**DATA SUPPLIED**

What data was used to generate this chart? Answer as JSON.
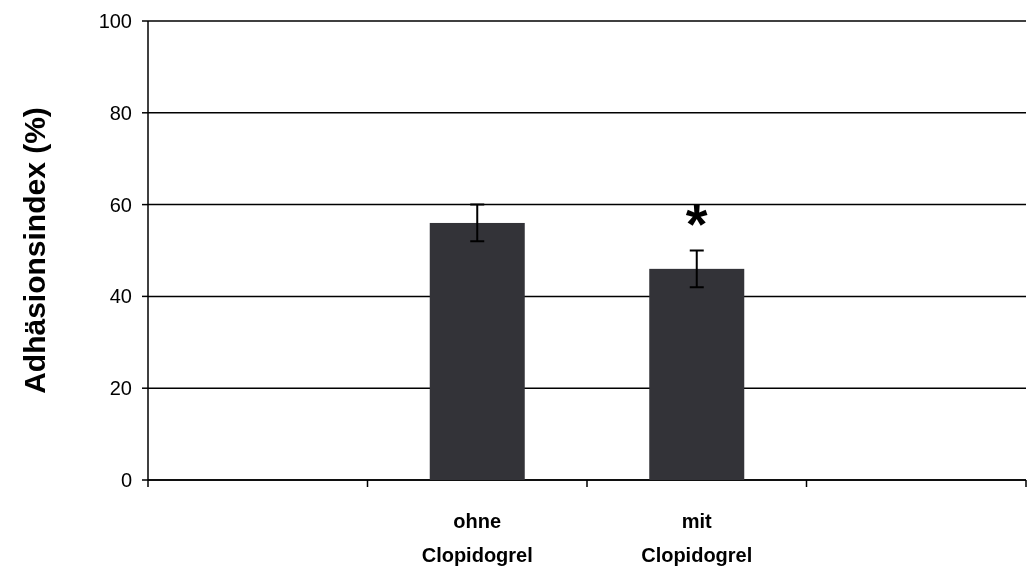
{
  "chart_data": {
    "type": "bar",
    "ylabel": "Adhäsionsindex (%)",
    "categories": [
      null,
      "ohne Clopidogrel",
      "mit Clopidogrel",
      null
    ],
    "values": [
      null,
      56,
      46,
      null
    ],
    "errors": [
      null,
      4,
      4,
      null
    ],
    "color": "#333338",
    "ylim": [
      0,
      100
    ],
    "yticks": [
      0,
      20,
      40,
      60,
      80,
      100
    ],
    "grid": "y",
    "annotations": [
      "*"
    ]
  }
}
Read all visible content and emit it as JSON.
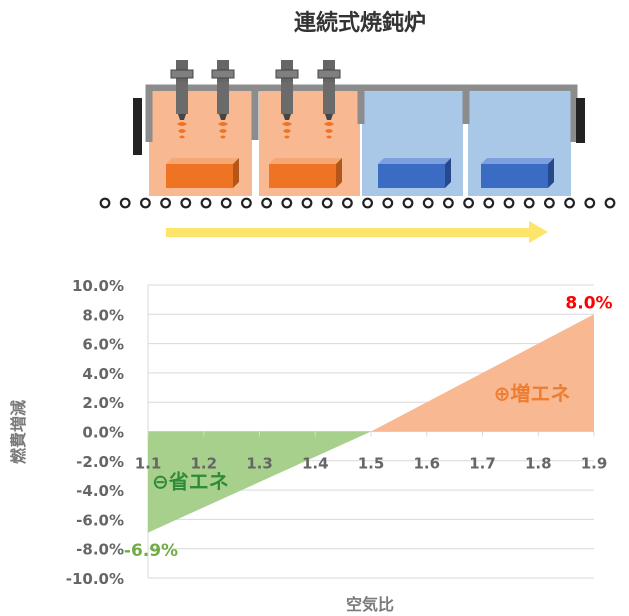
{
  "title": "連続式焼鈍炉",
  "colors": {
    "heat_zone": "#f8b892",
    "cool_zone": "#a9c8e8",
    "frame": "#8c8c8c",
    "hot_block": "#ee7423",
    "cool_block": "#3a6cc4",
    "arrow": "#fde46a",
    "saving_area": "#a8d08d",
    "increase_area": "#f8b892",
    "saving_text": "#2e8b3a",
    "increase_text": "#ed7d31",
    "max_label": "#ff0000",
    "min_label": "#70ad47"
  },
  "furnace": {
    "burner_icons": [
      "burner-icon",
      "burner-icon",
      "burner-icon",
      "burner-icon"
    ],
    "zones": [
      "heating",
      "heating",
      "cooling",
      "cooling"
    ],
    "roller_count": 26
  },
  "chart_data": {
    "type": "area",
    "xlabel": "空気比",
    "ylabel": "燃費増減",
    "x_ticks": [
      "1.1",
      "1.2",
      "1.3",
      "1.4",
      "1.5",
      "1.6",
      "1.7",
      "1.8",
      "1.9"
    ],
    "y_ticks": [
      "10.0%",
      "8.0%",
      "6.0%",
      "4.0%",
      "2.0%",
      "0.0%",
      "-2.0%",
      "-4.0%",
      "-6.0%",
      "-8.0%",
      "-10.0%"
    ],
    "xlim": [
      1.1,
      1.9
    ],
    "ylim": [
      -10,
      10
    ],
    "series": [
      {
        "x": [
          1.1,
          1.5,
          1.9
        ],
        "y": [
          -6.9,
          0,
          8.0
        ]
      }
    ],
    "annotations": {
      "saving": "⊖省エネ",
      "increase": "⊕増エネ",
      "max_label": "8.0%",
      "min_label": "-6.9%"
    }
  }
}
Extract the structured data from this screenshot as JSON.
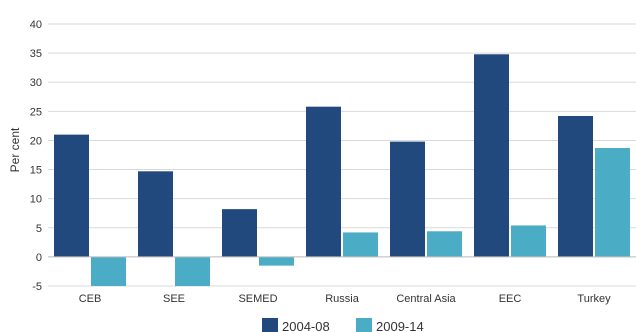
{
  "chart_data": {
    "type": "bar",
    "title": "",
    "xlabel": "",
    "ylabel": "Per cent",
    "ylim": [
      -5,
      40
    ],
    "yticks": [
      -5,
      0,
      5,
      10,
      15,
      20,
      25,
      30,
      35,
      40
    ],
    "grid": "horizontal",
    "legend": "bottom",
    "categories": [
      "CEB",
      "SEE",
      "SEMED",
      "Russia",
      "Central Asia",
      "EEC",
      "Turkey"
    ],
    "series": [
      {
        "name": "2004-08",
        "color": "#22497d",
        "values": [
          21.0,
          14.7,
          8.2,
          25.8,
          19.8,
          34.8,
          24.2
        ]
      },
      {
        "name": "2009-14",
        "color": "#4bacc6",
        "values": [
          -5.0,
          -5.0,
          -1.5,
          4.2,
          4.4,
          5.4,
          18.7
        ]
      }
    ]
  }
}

**TASK PROMPT**
Transcribe every record above exactly, leaving out the pictures.

**ANSWER TO THE TASK**
What data was used to generate this chart? Answer as JSON.
{
  "chart_data": {
    "type": "bar",
    "ylabel": "Adhäsionsindex (%)",
    "categories": [
      null,
      "ohne Clopidogrel",
      "mit Clopidogrel",
      null
    ],
    "values": [
      null,
      56,
      46,
      null
    ],
    "errors": [
      null,
      4,
      4,
      null
    ],
    "color": "#333338",
    "ylim": [
      0,
      100
    ],
    "yticks": [
      0,
      20,
      40,
      60,
      80,
      100
    ],
    "grid": "y",
    "annotations": [
      "*"
    ]
  }
}
Read all visible content and emit it as JSON.
{
  "title": "連続式焼鈍炉",
  "colors": {
    "heat_zone": "#f8b892",
    "cool_zone": "#a9c8e8",
    "frame": "#8c8c8c",
    "hot_block": "#ee7423",
    "cool_block": "#3a6cc4",
    "arrow": "#fde46a",
    "saving_area": "#a8d08d",
    "increase_area": "#f8b892",
    "saving_text": "#2e8b3a",
    "increase_text": "#ed7d31",
    "max_label": "#ff0000",
    "min_label": "#70ad47"
  },
  "furnace": {
    "burner_icons": [
      "burner-icon",
      "burner-icon",
      "burner-icon",
      "burner-icon"
    ],
    "zones": [
      "heating",
      "heating",
      "cooling",
      "cooling"
    ],
    "roller_count": 26
  },
  "chart_data": {
    "type": "area",
    "xlabel": "空気比",
    "ylabel": "燃費増減",
    "x_ticks": [
      "1.1",
      "1.2",
      "1.3",
      "1.4",
      "1.5",
      "1.6",
      "1.7",
      "1.8",
      "1.9"
    ],
    "y_ticks": [
      "10.0%",
      "8.0%",
      "6.0%",
      "4.0%",
      "2.0%",
      "0.0%",
      "-2.0%",
      "-4.0%",
      "-6.0%",
      "-8.0%",
      "-10.0%"
    ],
    "xlim": [
      1.1,
      1.9
    ],
    "ylim": [
      -10,
      10
    ],
    "series": [
      {
        "x": [
          1.1,
          1.5,
          1.9
        ],
        "y": [
          -6.9,
          0,
          8.0
        ]
      }
    ],
    "annotations": {
      "saving": "⊖省エネ",
      "increase": "⊕増エネ",
      "max_label": "8.0%",
      "min_label": "-6.9%"
    }
  }
}
Extract the structured data from this screenshot as JSON.
{
  "chart_data": {
    "type": "bar",
    "title": "",
    "xlabel": "",
    "ylabel": "Per cent",
    "ylim": [
      -5,
      40
    ],
    "yticks": [
      -5,
      0,
      5,
      10,
      15,
      20,
      25,
      30,
      35,
      40
    ],
    "grid": "horizontal",
    "legend": "bottom",
    "categories": [
      "CEB",
      "SEE",
      "SEMED",
      "Russia",
      "Central Asia",
      "EEC",
      "Turkey"
    ],
    "series": [
      {
        "name": "2004-08",
        "color": "#22497d",
        "values": [
          21.0,
          14.7,
          8.2,
          25.8,
          19.8,
          34.8,
          24.2
        ]
      },
      {
        "name": "2009-14",
        "color": "#4bacc6",
        "values": [
          -5.0,
          -5.0,
          -1.5,
          4.2,
          4.4,
          5.4,
          18.7
        ]
      }
    ]
  }
}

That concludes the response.